# PROBLEM STATEMENT
Below are the records; copy each line in them that holds the word "background".
BEGIN RECORDS FOR THE EXERCISE
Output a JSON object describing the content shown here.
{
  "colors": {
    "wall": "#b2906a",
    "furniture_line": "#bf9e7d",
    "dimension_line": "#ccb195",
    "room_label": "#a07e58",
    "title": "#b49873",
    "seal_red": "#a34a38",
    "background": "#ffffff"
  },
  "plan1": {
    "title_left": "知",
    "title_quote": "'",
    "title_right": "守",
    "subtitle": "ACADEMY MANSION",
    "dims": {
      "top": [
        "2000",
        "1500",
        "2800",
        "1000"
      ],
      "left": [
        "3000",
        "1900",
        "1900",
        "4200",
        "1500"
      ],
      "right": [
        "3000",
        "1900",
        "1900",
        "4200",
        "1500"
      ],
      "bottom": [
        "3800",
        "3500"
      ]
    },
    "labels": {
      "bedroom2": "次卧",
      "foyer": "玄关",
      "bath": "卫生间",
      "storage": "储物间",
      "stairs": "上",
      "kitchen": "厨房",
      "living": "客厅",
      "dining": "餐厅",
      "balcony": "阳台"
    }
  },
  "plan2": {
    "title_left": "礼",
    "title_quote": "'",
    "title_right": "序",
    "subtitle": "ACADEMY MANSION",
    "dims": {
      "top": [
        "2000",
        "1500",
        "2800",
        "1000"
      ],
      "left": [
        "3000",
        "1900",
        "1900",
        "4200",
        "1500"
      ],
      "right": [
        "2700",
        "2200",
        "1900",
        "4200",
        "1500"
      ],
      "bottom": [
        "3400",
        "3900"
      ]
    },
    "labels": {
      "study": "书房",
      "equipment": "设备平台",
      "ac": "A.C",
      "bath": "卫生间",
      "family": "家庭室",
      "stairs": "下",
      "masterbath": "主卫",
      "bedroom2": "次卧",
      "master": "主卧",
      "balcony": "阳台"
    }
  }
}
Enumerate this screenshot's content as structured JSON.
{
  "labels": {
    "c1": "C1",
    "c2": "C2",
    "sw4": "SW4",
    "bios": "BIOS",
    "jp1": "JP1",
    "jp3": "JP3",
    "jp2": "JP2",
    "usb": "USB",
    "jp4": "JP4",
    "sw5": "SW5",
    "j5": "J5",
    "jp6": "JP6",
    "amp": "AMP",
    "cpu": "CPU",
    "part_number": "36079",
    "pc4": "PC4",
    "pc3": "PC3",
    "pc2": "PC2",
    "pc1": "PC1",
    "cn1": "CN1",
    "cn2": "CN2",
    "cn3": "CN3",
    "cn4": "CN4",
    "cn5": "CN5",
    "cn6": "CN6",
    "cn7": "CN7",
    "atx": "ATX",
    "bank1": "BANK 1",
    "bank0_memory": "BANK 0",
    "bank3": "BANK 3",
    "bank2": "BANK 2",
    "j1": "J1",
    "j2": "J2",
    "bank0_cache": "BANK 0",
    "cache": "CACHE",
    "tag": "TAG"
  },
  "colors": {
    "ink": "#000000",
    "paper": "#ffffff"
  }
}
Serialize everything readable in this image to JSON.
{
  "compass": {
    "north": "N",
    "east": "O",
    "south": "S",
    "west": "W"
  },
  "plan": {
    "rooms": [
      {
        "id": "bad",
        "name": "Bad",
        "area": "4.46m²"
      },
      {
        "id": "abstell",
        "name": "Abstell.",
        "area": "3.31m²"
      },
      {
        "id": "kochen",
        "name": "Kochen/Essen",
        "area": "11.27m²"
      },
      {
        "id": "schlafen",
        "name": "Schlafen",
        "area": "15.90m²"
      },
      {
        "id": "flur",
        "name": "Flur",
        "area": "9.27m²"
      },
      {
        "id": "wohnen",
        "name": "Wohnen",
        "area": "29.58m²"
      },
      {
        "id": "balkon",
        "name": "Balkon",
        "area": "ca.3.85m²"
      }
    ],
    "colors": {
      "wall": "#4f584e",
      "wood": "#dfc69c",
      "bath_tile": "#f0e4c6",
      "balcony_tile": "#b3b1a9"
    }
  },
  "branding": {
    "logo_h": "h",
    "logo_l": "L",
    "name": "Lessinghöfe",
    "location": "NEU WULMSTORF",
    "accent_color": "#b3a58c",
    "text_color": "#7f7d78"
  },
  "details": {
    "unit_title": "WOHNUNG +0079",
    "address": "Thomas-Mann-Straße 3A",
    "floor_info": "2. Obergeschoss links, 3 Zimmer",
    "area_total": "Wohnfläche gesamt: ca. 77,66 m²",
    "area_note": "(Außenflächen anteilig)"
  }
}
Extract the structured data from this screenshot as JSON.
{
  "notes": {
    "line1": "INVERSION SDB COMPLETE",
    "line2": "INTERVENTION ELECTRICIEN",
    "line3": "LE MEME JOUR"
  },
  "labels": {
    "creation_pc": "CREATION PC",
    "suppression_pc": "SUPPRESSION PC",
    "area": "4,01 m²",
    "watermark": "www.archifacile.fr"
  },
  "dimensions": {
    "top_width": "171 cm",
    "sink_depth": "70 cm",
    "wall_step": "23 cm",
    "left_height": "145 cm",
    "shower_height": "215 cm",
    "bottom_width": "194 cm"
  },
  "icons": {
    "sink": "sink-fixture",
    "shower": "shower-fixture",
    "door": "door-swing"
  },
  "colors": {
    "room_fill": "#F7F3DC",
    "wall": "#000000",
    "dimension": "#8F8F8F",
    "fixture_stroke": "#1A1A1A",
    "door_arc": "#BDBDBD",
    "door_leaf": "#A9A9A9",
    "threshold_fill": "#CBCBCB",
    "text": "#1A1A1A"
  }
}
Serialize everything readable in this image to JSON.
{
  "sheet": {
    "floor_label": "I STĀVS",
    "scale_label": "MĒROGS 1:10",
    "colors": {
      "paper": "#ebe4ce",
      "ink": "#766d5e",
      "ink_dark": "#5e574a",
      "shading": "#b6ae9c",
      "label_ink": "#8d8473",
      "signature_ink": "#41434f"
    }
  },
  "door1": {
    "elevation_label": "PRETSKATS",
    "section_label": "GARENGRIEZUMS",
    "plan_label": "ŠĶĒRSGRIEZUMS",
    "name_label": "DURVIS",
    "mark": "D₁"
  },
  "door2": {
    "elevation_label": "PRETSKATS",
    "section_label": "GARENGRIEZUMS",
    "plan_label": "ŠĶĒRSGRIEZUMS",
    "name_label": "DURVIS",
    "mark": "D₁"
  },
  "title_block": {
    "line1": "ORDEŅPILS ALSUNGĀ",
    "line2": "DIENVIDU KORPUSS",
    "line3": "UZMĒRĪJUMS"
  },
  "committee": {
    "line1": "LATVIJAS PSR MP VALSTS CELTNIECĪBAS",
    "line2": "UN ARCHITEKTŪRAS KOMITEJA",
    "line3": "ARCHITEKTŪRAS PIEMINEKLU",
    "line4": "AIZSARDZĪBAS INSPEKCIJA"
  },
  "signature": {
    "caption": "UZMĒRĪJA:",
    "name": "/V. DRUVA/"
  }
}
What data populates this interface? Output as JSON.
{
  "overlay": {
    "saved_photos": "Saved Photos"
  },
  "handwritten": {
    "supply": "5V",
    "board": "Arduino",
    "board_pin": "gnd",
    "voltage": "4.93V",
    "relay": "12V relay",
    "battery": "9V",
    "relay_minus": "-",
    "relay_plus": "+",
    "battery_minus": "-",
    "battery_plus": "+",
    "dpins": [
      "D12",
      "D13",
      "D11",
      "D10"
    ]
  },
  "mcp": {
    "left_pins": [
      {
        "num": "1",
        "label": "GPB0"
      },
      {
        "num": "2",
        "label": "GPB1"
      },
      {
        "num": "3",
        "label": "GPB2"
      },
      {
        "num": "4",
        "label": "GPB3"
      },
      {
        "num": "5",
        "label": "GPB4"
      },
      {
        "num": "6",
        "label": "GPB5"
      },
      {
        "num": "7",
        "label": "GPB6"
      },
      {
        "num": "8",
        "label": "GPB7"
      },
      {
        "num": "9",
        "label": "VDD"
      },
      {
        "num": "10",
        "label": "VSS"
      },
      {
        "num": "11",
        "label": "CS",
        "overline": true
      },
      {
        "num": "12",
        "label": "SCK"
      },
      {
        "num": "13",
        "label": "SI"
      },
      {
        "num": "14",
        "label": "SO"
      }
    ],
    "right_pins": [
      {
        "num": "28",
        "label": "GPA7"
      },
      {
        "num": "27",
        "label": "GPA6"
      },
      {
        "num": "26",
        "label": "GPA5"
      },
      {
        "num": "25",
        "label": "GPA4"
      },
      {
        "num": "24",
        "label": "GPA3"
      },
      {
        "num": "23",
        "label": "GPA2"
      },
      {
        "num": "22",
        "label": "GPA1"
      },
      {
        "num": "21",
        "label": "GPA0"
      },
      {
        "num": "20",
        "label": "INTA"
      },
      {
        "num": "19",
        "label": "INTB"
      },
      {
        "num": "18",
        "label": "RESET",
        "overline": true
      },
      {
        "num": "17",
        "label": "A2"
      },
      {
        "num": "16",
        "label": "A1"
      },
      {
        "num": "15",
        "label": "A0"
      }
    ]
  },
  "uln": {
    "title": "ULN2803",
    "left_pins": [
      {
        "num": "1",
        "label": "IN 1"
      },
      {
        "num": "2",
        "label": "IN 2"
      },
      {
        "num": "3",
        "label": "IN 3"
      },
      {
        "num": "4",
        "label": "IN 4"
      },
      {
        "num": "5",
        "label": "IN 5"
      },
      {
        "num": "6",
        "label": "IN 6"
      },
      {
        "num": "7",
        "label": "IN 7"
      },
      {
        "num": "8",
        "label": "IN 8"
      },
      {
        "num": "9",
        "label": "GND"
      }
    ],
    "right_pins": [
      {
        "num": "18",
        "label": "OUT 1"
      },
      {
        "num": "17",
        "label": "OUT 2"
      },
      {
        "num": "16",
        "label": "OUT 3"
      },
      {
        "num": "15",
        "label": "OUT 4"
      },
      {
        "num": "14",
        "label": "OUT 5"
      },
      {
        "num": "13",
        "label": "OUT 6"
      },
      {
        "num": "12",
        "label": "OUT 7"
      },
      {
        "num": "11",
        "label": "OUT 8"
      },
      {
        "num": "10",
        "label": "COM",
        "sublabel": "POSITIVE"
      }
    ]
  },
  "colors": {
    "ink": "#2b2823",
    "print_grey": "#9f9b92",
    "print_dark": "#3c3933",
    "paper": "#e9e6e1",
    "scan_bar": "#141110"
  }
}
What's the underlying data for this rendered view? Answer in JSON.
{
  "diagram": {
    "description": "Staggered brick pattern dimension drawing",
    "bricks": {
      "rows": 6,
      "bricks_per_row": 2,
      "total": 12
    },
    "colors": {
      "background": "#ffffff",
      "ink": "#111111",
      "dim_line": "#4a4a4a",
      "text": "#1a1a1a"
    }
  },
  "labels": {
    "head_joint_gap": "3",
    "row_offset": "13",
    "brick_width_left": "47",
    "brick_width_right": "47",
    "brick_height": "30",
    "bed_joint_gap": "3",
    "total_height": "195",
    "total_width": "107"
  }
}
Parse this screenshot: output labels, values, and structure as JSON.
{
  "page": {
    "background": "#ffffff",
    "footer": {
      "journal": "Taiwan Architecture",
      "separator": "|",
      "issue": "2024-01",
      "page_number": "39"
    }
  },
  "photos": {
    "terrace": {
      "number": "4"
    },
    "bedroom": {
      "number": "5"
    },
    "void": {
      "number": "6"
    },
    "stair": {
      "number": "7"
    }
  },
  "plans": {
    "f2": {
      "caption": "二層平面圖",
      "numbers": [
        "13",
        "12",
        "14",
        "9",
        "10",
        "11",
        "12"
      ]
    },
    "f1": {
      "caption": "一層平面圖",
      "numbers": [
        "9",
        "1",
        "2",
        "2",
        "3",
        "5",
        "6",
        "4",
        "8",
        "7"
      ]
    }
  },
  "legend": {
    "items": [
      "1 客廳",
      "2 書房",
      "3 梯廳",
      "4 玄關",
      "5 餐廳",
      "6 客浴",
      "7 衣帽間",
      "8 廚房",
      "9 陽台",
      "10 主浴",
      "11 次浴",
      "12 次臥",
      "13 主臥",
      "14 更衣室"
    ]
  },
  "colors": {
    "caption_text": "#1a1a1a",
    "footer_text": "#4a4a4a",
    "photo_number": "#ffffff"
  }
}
END RECORDS FOR THE EXERCISE
# ANSWER FOR THE TASK
    "background": "#ffffff"
      "background": "#ffffff",
    "background": "#ffffff",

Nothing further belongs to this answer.